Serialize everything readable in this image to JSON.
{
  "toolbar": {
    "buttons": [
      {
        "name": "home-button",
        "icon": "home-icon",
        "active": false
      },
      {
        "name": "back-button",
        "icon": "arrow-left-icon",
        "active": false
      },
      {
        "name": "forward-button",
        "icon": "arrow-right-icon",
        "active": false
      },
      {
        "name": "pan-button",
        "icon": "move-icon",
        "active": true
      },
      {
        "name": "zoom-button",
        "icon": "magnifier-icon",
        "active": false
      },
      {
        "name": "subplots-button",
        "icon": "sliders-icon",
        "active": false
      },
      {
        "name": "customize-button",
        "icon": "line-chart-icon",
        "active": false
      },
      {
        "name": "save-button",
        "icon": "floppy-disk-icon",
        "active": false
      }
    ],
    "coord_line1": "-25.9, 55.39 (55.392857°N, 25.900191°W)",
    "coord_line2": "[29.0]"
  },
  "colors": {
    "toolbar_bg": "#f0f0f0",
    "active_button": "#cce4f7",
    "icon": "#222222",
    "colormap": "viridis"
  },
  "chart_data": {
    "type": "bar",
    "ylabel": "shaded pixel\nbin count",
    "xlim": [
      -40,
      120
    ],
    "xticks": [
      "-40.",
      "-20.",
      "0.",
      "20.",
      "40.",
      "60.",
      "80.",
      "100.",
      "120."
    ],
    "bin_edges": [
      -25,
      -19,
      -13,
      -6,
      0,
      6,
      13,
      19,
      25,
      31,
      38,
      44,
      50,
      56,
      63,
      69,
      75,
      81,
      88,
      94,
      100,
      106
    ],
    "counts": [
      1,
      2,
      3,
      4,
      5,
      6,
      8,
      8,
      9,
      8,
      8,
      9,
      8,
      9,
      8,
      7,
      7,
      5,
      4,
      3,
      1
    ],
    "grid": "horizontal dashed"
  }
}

What the exercise asks: Emit the records above again, exactly, with no line skipped.

Task result:
Serialize everything readable in this image to JSON.
{
  "toolbar": {
    "buttons": [
      {
        "name": "home-button",
        "icon": "home-icon",
        "active": false
      },
      {
        "name": "back-button",
        "icon": "arrow-left-icon",
        "active": false
      },
      {
        "name": "forward-button",
        "icon": "arrow-right-icon",
        "active": false
      },
      {
        "name": "pan-button",
        "icon": "move-icon",
        "active": true
      },
      {
        "name": "zoom-button",
        "icon": "magnifier-icon",
        "active": false
      },
      {
        "name": "subplots-button",
        "icon": "sliders-icon",
        "active": false
      },
      {
        "name": "customize-button",
        "icon": "line-chart-icon",
        "active": false
      },
      {
        "name": "save-button",
        "icon": "floppy-disk-icon",
        "active": false
      }
    ],
    "coord_line1": "-25.9, 55.39 (55.392857°N, 25.900191°W)",
    "coord_line2": "[29.0]"
  },
  "colors": {
    "toolbar_bg": "#f0f0f0",
    "active_button": "#cce4f7",
    "icon": "#222222",
    "colormap": "viridis"
  },
  "chart_data": {
    "type": "bar",
    "ylabel": "shaded pixel\nbin count",
    "xlim": [
      -40,
      120
    ],
    "xticks": [
      "-40.",
      "-20.",
      "0.",
      "20.",
      "40.",
      "60.",
      "80.",
      "100.",
      "120."
    ],
    "bin_edges": [
      -25,
      -19,
      -13,
      -6,
      0,
      6,
      13,
      19,
      25,
      31,
      38,
      44,
      50,
      56,
      63,
      69,
      75,
      81,
      88,
      94,
      100,
      106
    ],
    "counts": [
      1,
      2,
      3,
      4,
      5,
      6,
      8,
      8,
      9,
      8,
      8,
      9,
      8,
      9,
      8,
      7,
      7,
      5,
      4,
      3,
      1
    ],
    "grid": "horizontal dashed"
  }
}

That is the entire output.